DIRECTIONS FOR THIS TASK >>
Omit the pictures, please, and give each record below again exactly.

SUPPLIED ENTRIES >>
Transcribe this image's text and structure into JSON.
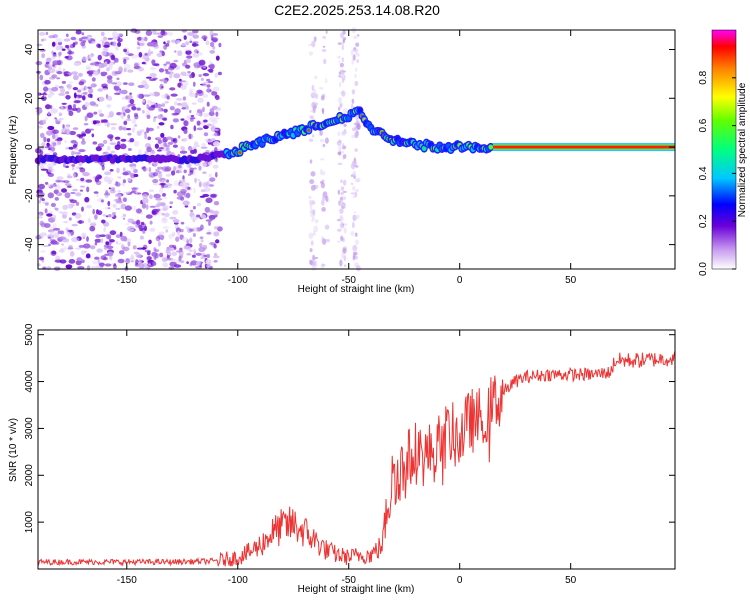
{
  "figure_title": "C2E2.2025.253.14.08.R20",
  "chart_data": [
    {
      "type": "heatmap",
      "name": "spectrogram",
      "title": "C2E2.2025.253.14.08.R20",
      "xlabel": "Height of straight line (km)",
      "ylabel": "Frequency (Hz)",
      "xlim": [
        -190,
        97
      ],
      "ylim": [
        -50,
        48
      ],
      "xticks": [
        -150,
        -100,
        -50,
        0,
        50
      ],
      "yticks": [
        -40,
        -20,
        0,
        20,
        40
      ],
      "colorbar": {
        "label": "Normalized spectral amplitude",
        "range": [
          0,
          1
        ],
        "ticks": [
          "0.0",
          "0.2",
          "0.4",
          "0.6",
          "0.8"
        ]
      },
      "ridge": {
        "x": [
          -190,
          -150,
          -120,
          -105,
          -90,
          -75,
          -60,
          -50,
          -45,
          -40,
          -30,
          -20,
          -10,
          0,
          15,
          97
        ],
        "y": [
          -5,
          -5,
          -5,
          -3,
          2,
          6,
          10,
          13,
          15,
          8,
          3,
          1,
          0,
          0,
          0,
          0
        ]
      }
    },
    {
      "type": "line",
      "name": "snr",
      "xlabel": "Height of straight line (km)",
      "ylabel": "SNR (10 * v/v)",
      "xlim": [
        -190,
        97
      ],
      "ylim": [
        0,
        5100
      ],
      "xticks": [
        -150,
        -100,
        -50,
        0,
        50
      ],
      "yticks": [
        1000,
        2000,
        3000,
        4000,
        5000
      ],
      "color": "#ee3333",
      "x": [
        -190,
        -160,
        -130,
        -110,
        -100,
        -95,
        -90,
        -85,
        -80,
        -75,
        -70,
        -65,
        -60,
        -55,
        -50,
        -45,
        -40,
        -35,
        -32,
        -30,
        -25,
        -20,
        -15,
        -10,
        -5,
        0,
        5,
        8,
        10,
        12,
        15,
        20,
        25,
        30,
        40,
        50,
        60,
        68,
        70,
        75,
        80,
        90,
        97
      ],
      "y": [
        150,
        150,
        150,
        170,
        250,
        350,
        500,
        750,
        900,
        950,
        800,
        600,
        400,
        300,
        250,
        300,
        300,
        500,
        1500,
        2000,
        2200,
        2500,
        2400,
        2600,
        2900,
        2800,
        3200,
        3100,
        3400,
        3300,
        3500,
        3800,
        4000,
        4100,
        4150,
        4150,
        4150,
        4200,
        4450,
        4450,
        4450,
        4480,
        4500
      ]
    }
  ]
}
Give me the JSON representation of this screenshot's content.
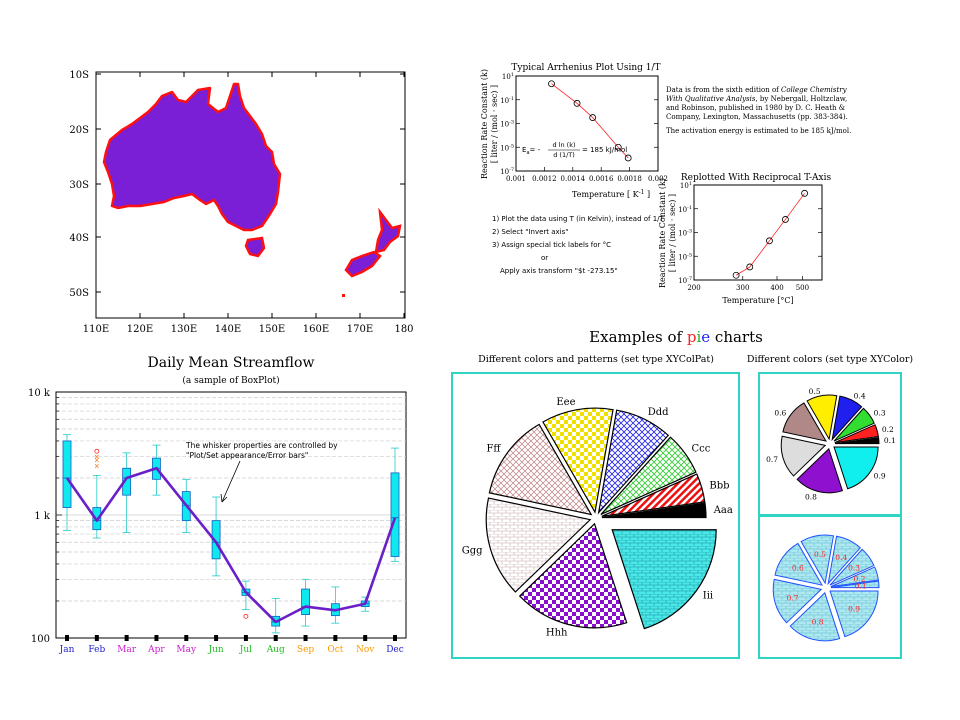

WORKED SOLUTION >>
Transcribe this image's text and structure into JSON.
{
  "figure_title": "C2E2.2025.253.14.08.R20",
  "chart_data": [
    {
      "type": "heatmap",
      "name": "spectrogram",
      "title": "C2E2.2025.253.14.08.R20",
      "xlabel": "Height of straight line (km)",
      "ylabel": "Frequency (Hz)",
      "xlim": [
        -190,
        97
      ],
      "ylim": [
        -50,
        48
      ],
      "xticks": [
        -150,
        -100,
        -50,
        0,
        50
      ],
      "yticks": [
        -40,
        -20,
        0,
        20,
        40
      ],
      "colorbar": {
        "label": "Normalized spectral amplitude",
        "range": [
          0,
          1
        ],
        "ticks": [
          "0.0",
          "0.2",
          "0.4",
          "0.6",
          "0.8"
        ]
      },
      "ridge": {
        "x": [
          -190,
          -150,
          -120,
          -105,
          -90,
          -75,
          -60,
          -50,
          -45,
          -40,
          -30,
          -20,
          -10,
          0,
          15,
          97
        ],
        "y": [
          -5,
          -5,
          -5,
          -3,
          2,
          6,
          10,
          13,
          15,
          8,
          3,
          1,
          0,
          0,
          0,
          0
        ]
      }
    },
    {
      "type": "line",
      "name": "snr",
      "xlabel": "Height of straight line (km)",
      "ylabel": "SNR (10 * v/v)",
      "xlim": [
        -190,
        97
      ],
      "ylim": [
        0,
        5100
      ],
      "xticks": [
        -150,
        -100,
        -50,
        0,
        50
      ],
      "yticks": [
        1000,
        2000,
        3000,
        4000,
        5000
      ],
      "color": "#ee3333",
      "x": [
        -190,
        -160,
        -130,
        -110,
        -100,
        -95,
        -90,
        -85,
        -80,
        -75,
        -70,
        -65,
        -60,
        -55,
        -50,
        -45,
        -40,
        -35,
        -32,
        -30,
        -25,
        -20,
        -15,
        -10,
        -5,
        0,
        5,
        8,
        10,
        12,
        15,
        20,
        25,
        30,
        40,
        50,
        60,
        68,
        70,
        75,
        80,
        90,
        97
      ],
      "y": [
        150,
        150,
        150,
        170,
        250,
        350,
        500,
        750,
        900,
        950,
        800,
        600,
        400,
        300,
        250,
        300,
        300,
        500,
        1500,
        2000,
        2200,
        2500,
        2400,
        2600,
        2900,
        2800,
        3200,
        3100,
        3400,
        3300,
        3500,
        3800,
        4000,
        4100,
        4150,
        4150,
        4150,
        4200,
        4450,
        4450,
        4450,
        4480,
        4500
      ]
    }
  ]
}
Give me the JSON representation of this screenshot's content.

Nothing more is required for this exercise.